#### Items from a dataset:

···

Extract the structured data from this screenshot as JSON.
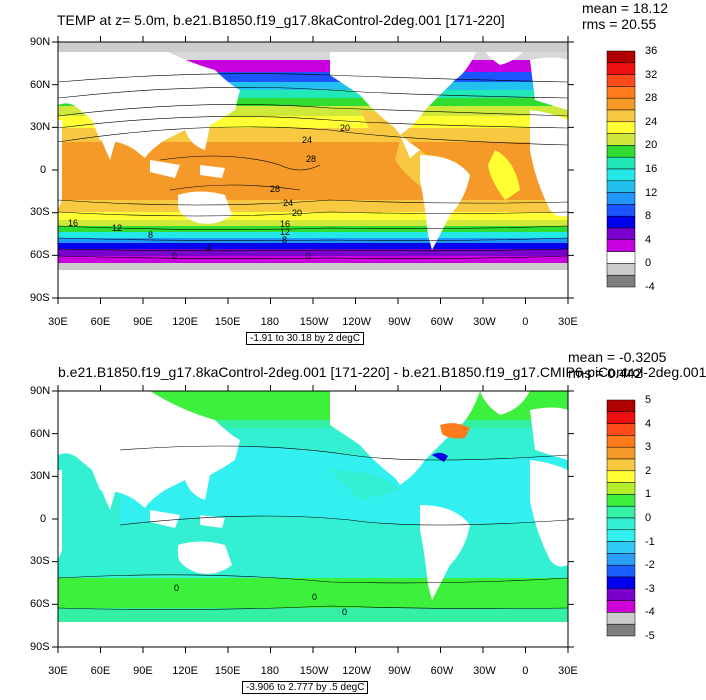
{
  "panels": [
    {
      "title": "TEMP at z=   5.0m, b.e21.B1850.f19_g17.8kaControl-2deg.001 [171-220]",
      "mean": "mean = 18.12",
      "rms": "rms = 20.55",
      "range_text": "-1.91 to 30.18 by 2 degC",
      "lat_ticks": [
        "90N",
        "60N",
        "30N",
        "0",
        "30S",
        "60S",
        "90S"
      ],
      "lon_ticks": [
        "30E",
        "60E",
        "90E",
        "120E",
        "150E",
        "180",
        "150W",
        "120W",
        "90W",
        "60W",
        "30W",
        "0",
        "30E"
      ],
      "colorbar_labels": [
        "36",
        "32",
        "28",
        "24",
        "20",
        "16",
        "12",
        "8",
        "4",
        "0",
        "-4"
      ],
      "contour_labels": [
        "24",
        "20",
        "28",
        "28",
        "24",
        "20",
        "16",
        "12",
        "8",
        "4",
        "0",
        "16",
        "12",
        "8",
        "0"
      ]
    },
    {
      "title": "b.e21.B1850.f19_g17.8kaControl-2deg.001 [171-220] - b.e21.B1850.f19_g17.CMIP6-piControl-2deg.001",
      "mean": "mean = -0.3205",
      "rms": "rms = 0.442",
      "range_text": "-3.906 to 2.777 by .5 degC",
      "lat_ticks": [
        "90N",
        "60N",
        "30N",
        "0",
        "30S",
        "60S",
        "90S"
      ],
      "lon_ticks": [
        "30E",
        "60E",
        "90E",
        "120E",
        "150E",
        "180",
        "150W",
        "120W",
        "90W",
        "60W",
        "30W",
        "0",
        "30E"
      ],
      "colorbar_labels": [
        "5",
        "4",
        "3",
        "2",
        "1",
        "0",
        "-1",
        "-2",
        "-3",
        "-4",
        "-5"
      ],
      "contour_labels": [
        "0",
        "0",
        "0"
      ]
    }
  ],
  "colors": {
    "cb1": [
      "#b00000",
      "#ee1010",
      "#ff4a1a",
      "#ff7a1a",
      "#f59a28",
      "#f7c840",
      "#ffff33",
      "#cfe83a",
      "#2fdc2f",
      "#22e8b8",
      "#22e8e8",
      "#22c0ee",
      "#2296ff",
      "#1b55ff",
      "#0000ee",
      "#7a00cc",
      "#c800e0",
      "#ffffff",
      "#cccccc",
      "#7f7f7f"
    ],
    "cb2": [
      "#b00000",
      "#ee1010",
      "#ff4a1a",
      "#ff7a1a",
      "#f59a28",
      "#f7c840",
      "#ffff33",
      "#b4f02a",
      "#3cf03c",
      "#33f0a6",
      "#33f0d2",
      "#33f0f0",
      "#2ecbf5",
      "#2a9ff5",
      "#1b60ff",
      "#0000ee",
      "#7a00cc",
      "#d000d8",
      "#cccccc",
      "#7f7f7f"
    ],
    "land": "#ffffff",
    "ice": "#cccccc"
  }
}
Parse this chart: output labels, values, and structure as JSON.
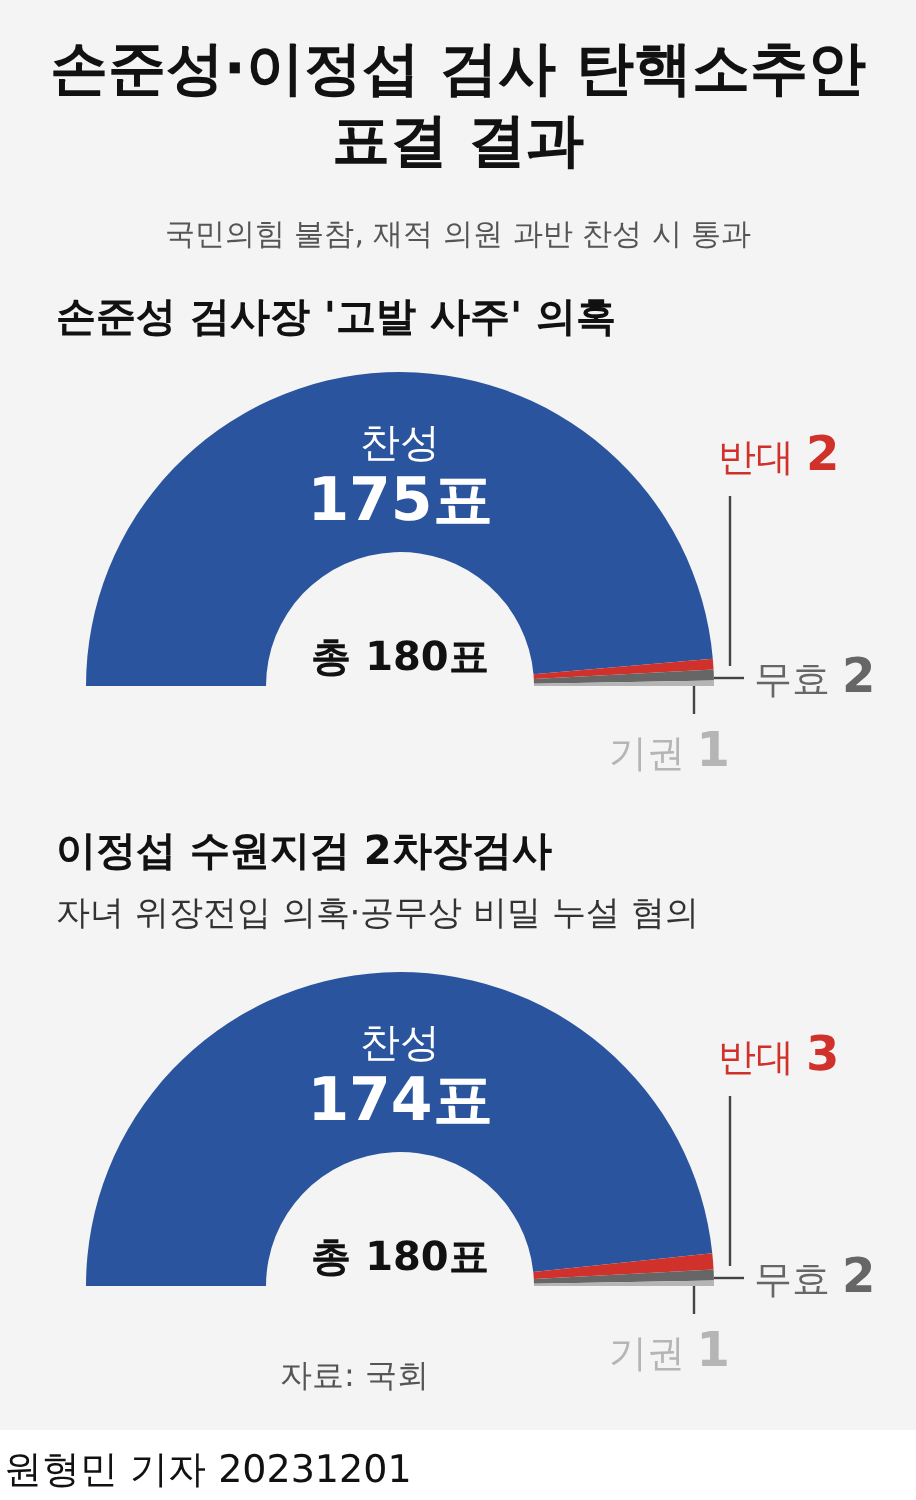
{
  "chart_data": [
    {
      "type": "other",
      "title": "손준성·이정섭 검사 탄핵소추안 표결 결과",
      "subtitle": "국민의힘 불참, 재적 의원 과반 찬성 시 통과"
    },
    {
      "type": "donut",
      "title": "손준성 검사장 '고발 사주' 의혹",
      "categories": [
        "찬성",
        "반대",
        "무효",
        "기권"
      ],
      "values": [
        175,
        2,
        2,
        1
      ],
      "value_labels": [
        "175표",
        "2",
        "2",
        "1"
      ],
      "colors": [
        "#2a559e",
        "#d0322b",
        "#666666",
        "#b5b5b5"
      ],
      "annotations": [
        "총 180표"
      ]
    },
    {
      "type": "donut",
      "title": "이정섭 수원지검 2차장검사",
      "subtitle": "자녀 위장전입 의혹·공무상 비밀 누설 혐의",
      "categories": [
        "찬성",
        "반대",
        "무효",
        "기권"
      ],
      "values": [
        174,
        3,
        2,
        1
      ],
      "value_labels": [
        "174표",
        "3",
        "2",
        "1"
      ],
      "colors": [
        "#2a559e",
        "#d0322b",
        "#666666",
        "#b5b5b5"
      ],
      "annotations": [
        "총 180표",
        "자료: 국회",
        "원형민 기자  20231201"
      ]
    }
  ]
}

···

#### PROBLEM DETAILS:
Set down all the entries exactly as they appear, but skip any pictures.

#### ANSWER TO THIS EXERCISE:
Extract the structured data from this screenshot as JSON.
{
  "panels": [
    {
      "title": "TEMP at z=   5.0m, b.e21.B1850.f19_g17.8kaControl-2deg.001 [171-220]",
      "mean": "mean = 18.12",
      "rms": "rms = 20.55",
      "range_text": "-1.91 to 30.18 by 2 degC",
      "lat_ticks": [
        "90N",
        "60N",
        "30N",
        "0",
        "30S",
        "60S",
        "90S"
      ],
      "lon_ticks": [
        "30E",
        "60E",
        "90E",
        "120E",
        "150E",
        "180",
        "150W",
        "120W",
        "90W",
        "60W",
        "30W",
        "0",
        "30E"
      ],
      "colorbar_labels": [
        "36",
        "32",
        "28",
        "24",
        "20",
        "16",
        "12",
        "8",
        "4",
        "0",
        "-4"
      ],
      "contour_labels": [
        "24",
        "20",
        "28",
        "28",
        "24",
        "20",
        "16",
        "12",
        "8",
        "4",
        "0",
        "16",
        "12",
        "8",
        "0"
      ]
    },
    {
      "title": "b.e21.B1850.f19_g17.8kaControl-2deg.001 [171-220] - b.e21.B1850.f19_g17.CMIP6-piControl-2deg.001",
      "mean": "mean = -0.3205",
      "rms": "rms = 0.442",
      "range_text": "-3.906 to 2.777 by .5 degC",
      "lat_ticks": [
        "90N",
        "60N",
        "30N",
        "0",
        "30S",
        "60S",
        "90S"
      ],
      "lon_ticks": [
        "30E",
        "60E",
        "90E",
        "120E",
        "150E",
        "180",
        "150W",
        "120W",
        "90W",
        "60W",
        "30W",
        "0",
        "30E"
      ],
      "colorbar_labels": [
        "5",
        "4",
        "3",
        "2",
        "1",
        "0",
        "-1",
        "-2",
        "-3",
        "-4",
        "-5"
      ],
      "contour_labels": [
        "0",
        "0",
        "0"
      ]
    }
  ],
  "colors": {
    "cb1": [
      "#b00000",
      "#ee1010",
      "#ff4a1a",
      "#ff7a1a",
      "#f59a28",
      "#f7c840",
      "#ffff33",
      "#cfe83a",
      "#2fdc2f",
      "#22e8b8",
      "#22e8e8",
      "#22c0ee",
      "#2296ff",
      "#1b55ff",
      "#0000ee",
      "#7a00cc",
      "#c800e0",
      "#ffffff",
      "#cccccc",
      "#7f7f7f"
    ],
    "cb2": [
      "#b00000",
      "#ee1010",
      "#ff4a1a",
      "#ff7a1a",
      "#f59a28",
      "#f7c840",
      "#ffff33",
      "#b4f02a",
      "#3cf03c",
      "#33f0a6",
      "#33f0d2",
      "#33f0f0",
      "#2ecbf5",
      "#2a9ff5",
      "#1b60ff",
      "#0000ee",
      "#7a00cc",
      "#d000d8",
      "#cccccc",
      "#7f7f7f"
    ],
    "land": "#ffffff",
    "ice": "#cccccc"
  }
}
Parse this chart: output labels, values, and structure as JSON.
{
  "chart_data": [
    {
      "type": "other",
      "title": "손준성·이정섭 검사 탄핵소추안 표결 결과",
      "subtitle": "국민의힘 불참, 재적 의원 과반 찬성 시 통과"
    },
    {
      "type": "donut",
      "title": "손준성 검사장 '고발 사주' 의혹",
      "categories": [
        "찬성",
        "반대",
        "무효",
        "기권"
      ],
      "values": [
        175,
        2,
        2,
        1
      ],
      "value_labels": [
        "175표",
        "2",
        "2",
        "1"
      ],
      "colors": [
        "#2a559e",
        "#d0322b",
        "#666666",
        "#b5b5b5"
      ],
      "annotations": [
        "총 180표"
      ]
    },
    {
      "type": "donut",
      "title": "이정섭 수원지검 2차장검사",
      "subtitle": "자녀 위장전입 의혹·공무상 비밀 누설 혐의",
      "categories": [
        "찬성",
        "반대",
        "무효",
        "기권"
      ],
      "values": [
        174,
        3,
        2,
        1
      ],
      "value_labels": [
        "174표",
        "3",
        "2",
        "1"
      ],
      "colors": [
        "#2a559e",
        "#d0322b",
        "#666666",
        "#b5b5b5"
      ],
      "annotations": [
        "총 180표",
        "자료: 국회",
        "원형민 기자  20231201"
      ]
    }
  ]
}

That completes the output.